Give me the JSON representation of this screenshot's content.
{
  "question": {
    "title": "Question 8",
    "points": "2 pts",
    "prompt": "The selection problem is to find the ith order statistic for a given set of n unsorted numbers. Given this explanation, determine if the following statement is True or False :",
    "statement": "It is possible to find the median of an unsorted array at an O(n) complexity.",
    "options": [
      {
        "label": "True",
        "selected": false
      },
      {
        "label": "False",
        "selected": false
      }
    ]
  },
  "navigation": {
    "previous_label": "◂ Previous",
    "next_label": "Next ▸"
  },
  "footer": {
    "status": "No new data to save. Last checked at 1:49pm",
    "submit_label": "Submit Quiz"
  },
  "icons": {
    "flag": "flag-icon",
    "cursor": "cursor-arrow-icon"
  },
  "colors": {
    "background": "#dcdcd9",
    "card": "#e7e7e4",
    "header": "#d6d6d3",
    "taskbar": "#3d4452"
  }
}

**Stated exercise**
Return every record, word for word.

**Answer for the task**
Give me the JSON representation of this screenshot's content.
{
  "question": {
    "title": "Question 8",
    "points": "2 pts",
    "prompt": "The selection problem is to find the ith order statistic for a given set of n unsorted numbers. Given this explanation, determine if the following statement is True or False :",
    "statement": "It is possible to find the median of an unsorted array at an O(n) complexity.",
    "options": [
      {
        "label": "True",
        "selected": false
      },
      {
        "label": "False",
        "selected": false
      }
    ]
  },
  "navigation": {
    "previous_label": "◂ Previous",
    "next_label": "Next ▸"
  },
  "footer": {
    "status": "No new data to save. Last checked at 1:49pm",
    "submit_label": "Submit Quiz"
  },
  "icons": {
    "flag": "flag-icon",
    "cursor": "cursor-arrow-icon"
  },
  "colors": {
    "background": "#dcdcd9",
    "card": "#e7e7e4",
    "header": "#d6d6d3",
    "taskbar": "#3d4452"
  }
}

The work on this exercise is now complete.